::: Given records :::

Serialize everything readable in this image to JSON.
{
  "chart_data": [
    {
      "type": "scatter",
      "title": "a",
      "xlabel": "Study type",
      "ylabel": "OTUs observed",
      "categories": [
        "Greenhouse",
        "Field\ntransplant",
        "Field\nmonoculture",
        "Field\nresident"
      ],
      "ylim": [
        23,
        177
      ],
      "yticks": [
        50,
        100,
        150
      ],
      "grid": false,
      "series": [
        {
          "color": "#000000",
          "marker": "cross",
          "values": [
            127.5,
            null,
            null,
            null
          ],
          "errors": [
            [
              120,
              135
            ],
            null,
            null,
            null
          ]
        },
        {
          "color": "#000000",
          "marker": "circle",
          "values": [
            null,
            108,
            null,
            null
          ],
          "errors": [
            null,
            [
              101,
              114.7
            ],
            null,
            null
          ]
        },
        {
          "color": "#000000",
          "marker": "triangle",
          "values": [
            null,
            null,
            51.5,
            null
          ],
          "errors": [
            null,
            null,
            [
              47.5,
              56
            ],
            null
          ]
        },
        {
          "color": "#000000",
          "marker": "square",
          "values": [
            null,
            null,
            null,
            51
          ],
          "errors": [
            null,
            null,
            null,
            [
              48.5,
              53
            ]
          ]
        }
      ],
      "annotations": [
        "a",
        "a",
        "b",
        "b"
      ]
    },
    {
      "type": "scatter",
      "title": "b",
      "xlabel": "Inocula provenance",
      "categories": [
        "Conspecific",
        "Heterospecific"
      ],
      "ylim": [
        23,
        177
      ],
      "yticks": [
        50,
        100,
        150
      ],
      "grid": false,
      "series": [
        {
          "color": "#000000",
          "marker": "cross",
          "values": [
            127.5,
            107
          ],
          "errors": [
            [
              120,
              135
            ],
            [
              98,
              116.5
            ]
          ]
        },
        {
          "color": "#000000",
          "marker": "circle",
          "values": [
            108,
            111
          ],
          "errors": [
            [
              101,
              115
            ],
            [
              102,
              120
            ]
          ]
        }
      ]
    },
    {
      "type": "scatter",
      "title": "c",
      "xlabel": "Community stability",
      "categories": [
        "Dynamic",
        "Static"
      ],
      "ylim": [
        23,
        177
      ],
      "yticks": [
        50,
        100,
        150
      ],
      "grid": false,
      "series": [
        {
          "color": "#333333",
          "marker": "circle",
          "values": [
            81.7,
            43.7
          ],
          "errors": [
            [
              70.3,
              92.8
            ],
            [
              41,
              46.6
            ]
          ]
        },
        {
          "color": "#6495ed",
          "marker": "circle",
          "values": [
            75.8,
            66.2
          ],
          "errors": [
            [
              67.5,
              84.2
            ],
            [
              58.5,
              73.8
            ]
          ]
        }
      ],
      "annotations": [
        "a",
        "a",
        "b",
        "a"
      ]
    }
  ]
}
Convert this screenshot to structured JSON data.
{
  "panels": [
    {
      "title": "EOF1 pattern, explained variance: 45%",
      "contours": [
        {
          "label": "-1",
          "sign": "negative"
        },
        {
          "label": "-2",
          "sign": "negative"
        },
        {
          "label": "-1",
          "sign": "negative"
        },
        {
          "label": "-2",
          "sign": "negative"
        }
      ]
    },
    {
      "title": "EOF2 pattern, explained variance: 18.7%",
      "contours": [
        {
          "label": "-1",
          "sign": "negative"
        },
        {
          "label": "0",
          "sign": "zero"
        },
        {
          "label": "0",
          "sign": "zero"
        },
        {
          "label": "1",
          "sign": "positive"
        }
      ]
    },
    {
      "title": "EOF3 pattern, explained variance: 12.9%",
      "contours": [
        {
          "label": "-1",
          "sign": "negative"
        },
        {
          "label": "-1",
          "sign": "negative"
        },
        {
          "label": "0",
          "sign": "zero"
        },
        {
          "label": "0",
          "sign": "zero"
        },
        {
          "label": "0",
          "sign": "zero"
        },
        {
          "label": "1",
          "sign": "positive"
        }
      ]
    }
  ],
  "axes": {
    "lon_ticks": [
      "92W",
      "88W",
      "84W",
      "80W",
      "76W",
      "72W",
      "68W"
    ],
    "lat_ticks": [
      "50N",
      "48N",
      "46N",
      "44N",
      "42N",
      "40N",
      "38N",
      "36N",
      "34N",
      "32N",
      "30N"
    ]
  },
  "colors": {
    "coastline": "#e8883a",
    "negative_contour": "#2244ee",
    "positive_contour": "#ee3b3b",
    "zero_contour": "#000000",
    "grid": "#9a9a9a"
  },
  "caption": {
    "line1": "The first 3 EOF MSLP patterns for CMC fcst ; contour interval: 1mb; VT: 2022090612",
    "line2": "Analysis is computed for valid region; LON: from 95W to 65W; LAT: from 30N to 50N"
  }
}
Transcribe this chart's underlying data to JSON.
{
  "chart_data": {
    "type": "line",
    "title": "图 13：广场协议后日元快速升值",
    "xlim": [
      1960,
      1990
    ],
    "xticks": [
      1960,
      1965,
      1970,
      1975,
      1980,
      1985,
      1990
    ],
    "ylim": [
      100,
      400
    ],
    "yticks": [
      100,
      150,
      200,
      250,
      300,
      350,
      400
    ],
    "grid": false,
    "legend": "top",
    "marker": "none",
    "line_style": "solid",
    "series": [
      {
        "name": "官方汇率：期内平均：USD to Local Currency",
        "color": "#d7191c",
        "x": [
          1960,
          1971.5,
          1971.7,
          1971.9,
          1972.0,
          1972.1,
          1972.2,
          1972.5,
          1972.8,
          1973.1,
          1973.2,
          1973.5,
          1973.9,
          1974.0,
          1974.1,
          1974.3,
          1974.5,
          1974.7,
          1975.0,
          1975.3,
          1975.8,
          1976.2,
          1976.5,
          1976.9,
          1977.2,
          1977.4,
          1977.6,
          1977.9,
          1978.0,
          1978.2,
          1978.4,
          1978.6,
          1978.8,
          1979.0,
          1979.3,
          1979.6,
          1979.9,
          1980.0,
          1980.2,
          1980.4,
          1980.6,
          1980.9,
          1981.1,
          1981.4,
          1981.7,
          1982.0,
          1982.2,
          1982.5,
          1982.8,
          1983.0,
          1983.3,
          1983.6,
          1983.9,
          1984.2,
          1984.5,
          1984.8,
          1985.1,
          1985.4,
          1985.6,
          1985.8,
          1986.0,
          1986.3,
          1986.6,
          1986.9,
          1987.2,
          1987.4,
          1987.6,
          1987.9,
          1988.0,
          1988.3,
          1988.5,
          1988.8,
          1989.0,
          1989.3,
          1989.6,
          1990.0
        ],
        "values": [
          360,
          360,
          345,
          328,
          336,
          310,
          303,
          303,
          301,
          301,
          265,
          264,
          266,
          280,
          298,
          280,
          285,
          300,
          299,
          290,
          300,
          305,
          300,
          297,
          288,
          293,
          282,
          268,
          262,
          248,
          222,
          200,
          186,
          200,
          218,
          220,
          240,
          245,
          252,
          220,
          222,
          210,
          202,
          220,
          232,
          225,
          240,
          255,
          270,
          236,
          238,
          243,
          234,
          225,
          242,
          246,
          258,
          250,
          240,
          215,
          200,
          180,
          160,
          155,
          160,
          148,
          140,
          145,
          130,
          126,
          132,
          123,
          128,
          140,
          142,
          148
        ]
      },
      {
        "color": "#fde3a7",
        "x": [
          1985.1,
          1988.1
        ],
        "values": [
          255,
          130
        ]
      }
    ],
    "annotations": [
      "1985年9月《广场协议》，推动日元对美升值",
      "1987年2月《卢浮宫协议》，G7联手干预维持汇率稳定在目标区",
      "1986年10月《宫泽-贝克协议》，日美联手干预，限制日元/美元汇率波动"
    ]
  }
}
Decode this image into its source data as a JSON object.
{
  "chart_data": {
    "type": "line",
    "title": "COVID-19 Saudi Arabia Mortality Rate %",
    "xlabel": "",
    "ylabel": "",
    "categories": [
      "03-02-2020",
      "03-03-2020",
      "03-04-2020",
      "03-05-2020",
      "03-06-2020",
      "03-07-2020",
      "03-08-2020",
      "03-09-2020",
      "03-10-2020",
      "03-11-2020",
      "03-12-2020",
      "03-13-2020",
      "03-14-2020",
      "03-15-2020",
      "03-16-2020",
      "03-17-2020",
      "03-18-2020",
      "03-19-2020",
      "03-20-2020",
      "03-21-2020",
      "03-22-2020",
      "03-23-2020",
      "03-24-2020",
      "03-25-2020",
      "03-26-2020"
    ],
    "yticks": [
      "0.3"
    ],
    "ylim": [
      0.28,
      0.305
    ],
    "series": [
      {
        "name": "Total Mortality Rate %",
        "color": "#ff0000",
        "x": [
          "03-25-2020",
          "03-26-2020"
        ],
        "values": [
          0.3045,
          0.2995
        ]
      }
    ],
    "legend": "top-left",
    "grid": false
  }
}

:::

- What the exercise asks
Only lines with the string "JSON" belong in your answer; copy each one.

- Solution for this exercise
Serialize everything readable in this image to JSON.
Convert this screenshot to structured JSON data.
Transcribe this chart's underlying data to JSON.
Decode this image into its source data as a JSON object.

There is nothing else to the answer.